— START —

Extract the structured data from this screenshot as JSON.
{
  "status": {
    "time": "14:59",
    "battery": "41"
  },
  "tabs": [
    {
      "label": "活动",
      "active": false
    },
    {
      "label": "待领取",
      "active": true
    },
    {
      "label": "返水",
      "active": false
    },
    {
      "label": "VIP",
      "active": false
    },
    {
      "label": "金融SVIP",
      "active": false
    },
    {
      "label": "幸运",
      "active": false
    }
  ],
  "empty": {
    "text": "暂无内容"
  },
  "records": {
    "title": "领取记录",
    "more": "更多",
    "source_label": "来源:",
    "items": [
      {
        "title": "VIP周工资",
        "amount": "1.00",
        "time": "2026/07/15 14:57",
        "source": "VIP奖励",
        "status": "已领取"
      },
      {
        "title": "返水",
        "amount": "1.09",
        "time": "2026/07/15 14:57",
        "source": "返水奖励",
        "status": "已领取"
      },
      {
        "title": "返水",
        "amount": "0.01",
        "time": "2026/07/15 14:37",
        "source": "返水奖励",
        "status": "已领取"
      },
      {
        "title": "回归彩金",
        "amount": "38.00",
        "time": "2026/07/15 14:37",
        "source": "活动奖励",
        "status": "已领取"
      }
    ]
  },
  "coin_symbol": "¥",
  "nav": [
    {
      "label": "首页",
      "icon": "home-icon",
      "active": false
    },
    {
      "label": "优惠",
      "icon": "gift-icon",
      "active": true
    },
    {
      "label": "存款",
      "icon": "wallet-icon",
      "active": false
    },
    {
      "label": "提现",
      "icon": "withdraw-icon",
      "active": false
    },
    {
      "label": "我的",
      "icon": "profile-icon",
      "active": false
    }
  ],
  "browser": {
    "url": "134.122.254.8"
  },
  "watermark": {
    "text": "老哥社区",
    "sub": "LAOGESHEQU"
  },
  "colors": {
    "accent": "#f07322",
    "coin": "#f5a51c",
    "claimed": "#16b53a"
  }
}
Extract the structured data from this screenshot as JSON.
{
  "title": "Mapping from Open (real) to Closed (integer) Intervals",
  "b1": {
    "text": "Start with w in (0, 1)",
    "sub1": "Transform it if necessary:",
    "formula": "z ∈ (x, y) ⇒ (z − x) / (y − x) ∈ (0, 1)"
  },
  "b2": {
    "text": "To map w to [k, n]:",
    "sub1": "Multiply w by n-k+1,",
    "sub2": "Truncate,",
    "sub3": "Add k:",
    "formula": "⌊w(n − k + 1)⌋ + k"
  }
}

— END —

§ What this task involves: Out of the material above, gather each line where "title" appears.

§ Written answer:
    "title": "领取记录",
        "title": "VIP周工资",
        "title": "返水",
        "title": "返水",
        "title": "回归彩金",
  "title": "Mapping from Open (real) to Closed (integer) Intervals",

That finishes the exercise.